-- TRECHO SELECIONADO --

Dona Neuza, cidadã.
Por Abdon C. Marinho.
MINHA irmã mais velha vasculhava antigas gavetas em busca de uma fotografia da nossa mãe para mandar fazer uma fotografia memorial para o seu túmulo.
Encontrou a fotografia no seu título eleitoral.
Mandou-me o documento (acima).
Quantas histórias cabem em um retângulo de papel desbotado pelo tempo?
Um simples documento comum a qualquer pessoa e com tantas histórias de uma vida de lutas.
O Título Eleitoral trazia a fotografia do eleitor. A circunscrição: Maranhão; o número de inscrição; o nome do município ou distrito: Governador Archer; a zona eleitoral; o nome da eleitora e diversas outras informações até fechar com a assinatura do juiz eleitoral.
Dona Neuza, nascida em setembro de 1936, era órfã, filha de Hermínio Clementino de Melo e de Cândida Evangelista da Silva, pouco conviveu com os pais, sendo criada (?) por seu irmão mais velho, o tio Hermes.
Não conheceu a infância, para adolescência nunca foi apresentada.
A vida era assim. Sofrida, dura, árida como o sertão nordestino.
Foi de menina a mulher e dona de casa.
Sem ter tido a chance de ter sido filha passou logo para a condição de mãe.
É a vida sem retoques, dura e retorcida como as árvores da caatinga.
A cidadã, D. Neuza, casou-se com apenas 13 anos (ou menos?), o esposo, meu pai, sete anos mais velho; com 14 anos já era mãe, com vinte já havia parido três filhos.

-- TAREFA PROPOSTA A --
Coloque em um CSV de duas colunas, "enunciado" e "resposta", os registros que começam na linha que contém "Localize all elements." e terminam depois da linha que contém "network-edge — [121, 215, 185, 219]", com uma linha para cada enunciado e sua resposta. Cada campo fica entre aspas, com as quebras de linha trocadas por espaços, e as imagens ficam de fora.
Os registros não têm nenhuma relação com a crônica sobre Dona Neuza.

-- REGISTROS EXTRAÍDOS --
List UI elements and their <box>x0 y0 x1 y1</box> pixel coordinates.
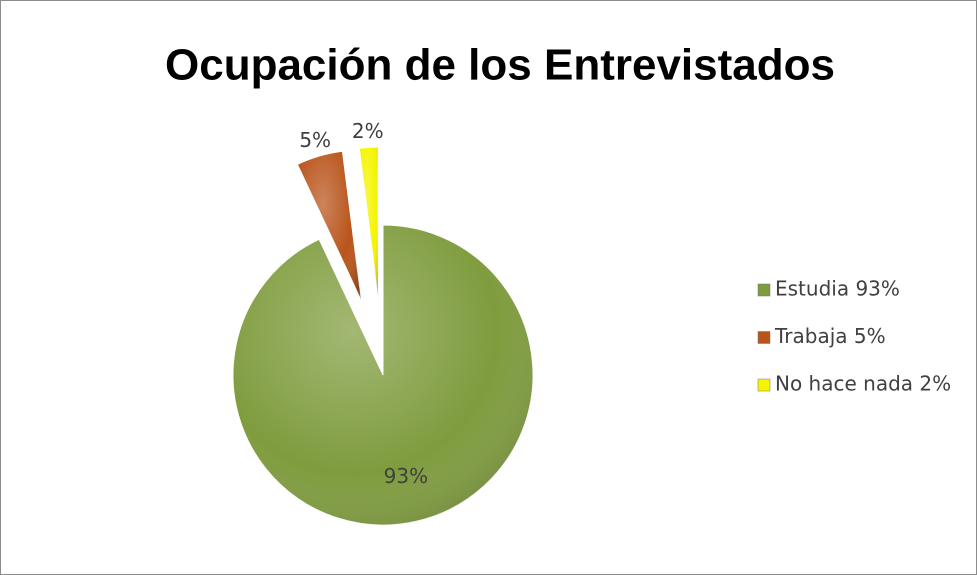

---

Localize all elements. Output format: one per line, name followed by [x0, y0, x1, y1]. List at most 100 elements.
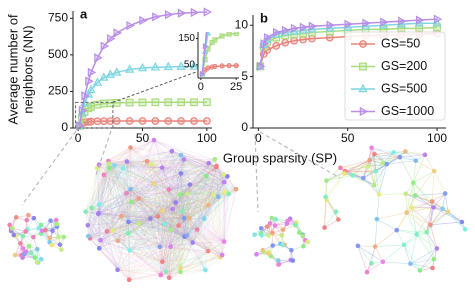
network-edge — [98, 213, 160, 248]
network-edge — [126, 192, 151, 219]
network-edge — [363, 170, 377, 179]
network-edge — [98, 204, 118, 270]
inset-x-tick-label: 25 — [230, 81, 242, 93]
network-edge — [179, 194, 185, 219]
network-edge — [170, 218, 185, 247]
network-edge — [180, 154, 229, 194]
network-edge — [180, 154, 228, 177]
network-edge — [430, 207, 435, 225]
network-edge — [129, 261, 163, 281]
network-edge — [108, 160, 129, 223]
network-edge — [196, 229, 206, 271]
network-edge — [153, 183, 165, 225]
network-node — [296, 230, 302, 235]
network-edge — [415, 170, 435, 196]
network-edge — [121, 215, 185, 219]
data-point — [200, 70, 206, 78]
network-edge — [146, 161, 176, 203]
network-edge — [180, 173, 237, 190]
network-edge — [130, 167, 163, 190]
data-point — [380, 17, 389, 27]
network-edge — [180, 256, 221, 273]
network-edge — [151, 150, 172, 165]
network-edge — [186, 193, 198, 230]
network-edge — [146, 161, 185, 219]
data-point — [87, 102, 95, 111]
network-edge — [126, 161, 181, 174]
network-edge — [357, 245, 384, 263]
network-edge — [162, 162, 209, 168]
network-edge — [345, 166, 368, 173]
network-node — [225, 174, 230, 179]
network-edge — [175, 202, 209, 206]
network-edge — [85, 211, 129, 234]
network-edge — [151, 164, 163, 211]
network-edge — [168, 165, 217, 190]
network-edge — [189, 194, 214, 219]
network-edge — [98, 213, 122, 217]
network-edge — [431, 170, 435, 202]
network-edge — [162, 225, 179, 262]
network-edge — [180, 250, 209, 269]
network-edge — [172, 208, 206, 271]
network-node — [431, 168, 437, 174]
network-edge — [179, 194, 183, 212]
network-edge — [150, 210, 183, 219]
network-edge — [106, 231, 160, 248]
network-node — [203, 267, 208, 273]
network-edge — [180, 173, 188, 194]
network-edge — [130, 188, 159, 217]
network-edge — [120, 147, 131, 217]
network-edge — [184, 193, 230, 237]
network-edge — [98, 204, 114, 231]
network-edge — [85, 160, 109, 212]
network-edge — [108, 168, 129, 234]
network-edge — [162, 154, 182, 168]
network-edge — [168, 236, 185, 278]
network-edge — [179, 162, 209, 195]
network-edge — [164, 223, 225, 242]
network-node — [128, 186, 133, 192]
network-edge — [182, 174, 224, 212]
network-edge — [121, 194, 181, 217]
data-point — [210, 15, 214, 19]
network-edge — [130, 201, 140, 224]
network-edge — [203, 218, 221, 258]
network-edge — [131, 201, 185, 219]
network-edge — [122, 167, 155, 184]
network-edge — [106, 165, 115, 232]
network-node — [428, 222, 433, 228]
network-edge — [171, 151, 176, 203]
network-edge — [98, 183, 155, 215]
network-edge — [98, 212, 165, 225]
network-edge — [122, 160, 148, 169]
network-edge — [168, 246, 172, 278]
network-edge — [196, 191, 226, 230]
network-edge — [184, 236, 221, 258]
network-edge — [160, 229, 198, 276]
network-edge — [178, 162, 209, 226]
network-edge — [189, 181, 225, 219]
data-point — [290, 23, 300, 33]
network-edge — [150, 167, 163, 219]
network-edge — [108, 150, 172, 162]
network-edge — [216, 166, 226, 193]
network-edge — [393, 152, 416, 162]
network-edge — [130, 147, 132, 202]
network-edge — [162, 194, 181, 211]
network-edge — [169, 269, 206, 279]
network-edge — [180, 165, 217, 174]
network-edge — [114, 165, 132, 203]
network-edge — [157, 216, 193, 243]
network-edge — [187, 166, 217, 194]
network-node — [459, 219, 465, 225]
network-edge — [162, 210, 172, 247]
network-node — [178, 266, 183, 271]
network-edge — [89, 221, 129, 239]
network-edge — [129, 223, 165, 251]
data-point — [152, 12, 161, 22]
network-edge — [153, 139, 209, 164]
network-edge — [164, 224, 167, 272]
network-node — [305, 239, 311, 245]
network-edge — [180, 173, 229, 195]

-- TAREFA PROPOSTA B --
Transcreva fielmente o trecho da crônica sobre Dona Neuza que começa nas palavras "Mandou-me o documento" e termina depois de "dona de casa.".

-- RESPOSTA COMPLETA A --
enunciado,resposta
"Localize all elements. Output format: one per line, name followed by [x0, y0, x1, y1]. List at most 100 elements.","network-edge — [98, 213, 160, 248] network-edge — [126, 192, 151, 219] network-edge — [363, 170, 377, 179] network-edge — [98, 204, 118, 270] inset-x-tick-label: 25 — [230, 81, 242, 93] network-edge — [179, 194, 185, 219] network-edge — [170, 218, 185, 247] network-edge — [180, 154, 229, 194] network-edge — [180, 154, 228, 177] network-edge — [430, 207, 435, 225] network-edge — [129, 261, 163, 281] network-edge — [108, 160, 129, 223] network-edge — [196, 229, 206, 271] network-edge — [153, 183, 165, 225] network-node — [296, 230, 302, 235] network-edge — [415, 170, 435, 196] network-edge — [121, 215, 185, 219]"

-- RESPOSTA COMPLETA B --
Mandou-me o documento (acima).
Quantas histórias cabem em um retângulo de papel desbotado pelo tempo?
Um simples documento comum a qualquer pessoa e com tantas histórias de uma vida de lutas.
O Título Eleitoral trazia a fotografia do eleitor. A circunscrição: Maranhão; o número de inscrição; o nome do município ou distrito: Governador Archer; a zona eleitoral; o nome da eleitora e diversas outras informações até fechar com a assinatura do juiz eleitoral.
Dona Neuza, nascida em setembro de 1936, era órfã, filha de Hermínio Clementino de Melo e de Cândida Evangelista da Silva, pouco conviveu com os pais, sendo criada (?) por seu irmão mais velho, o tio Hermes.
Não conheceu a infância, para adolescência nunca foi apresentada.
A vida era assim. Sofrida, dura, árida como o sertão nordestino.
Foi de menina a mulher e dona de casa.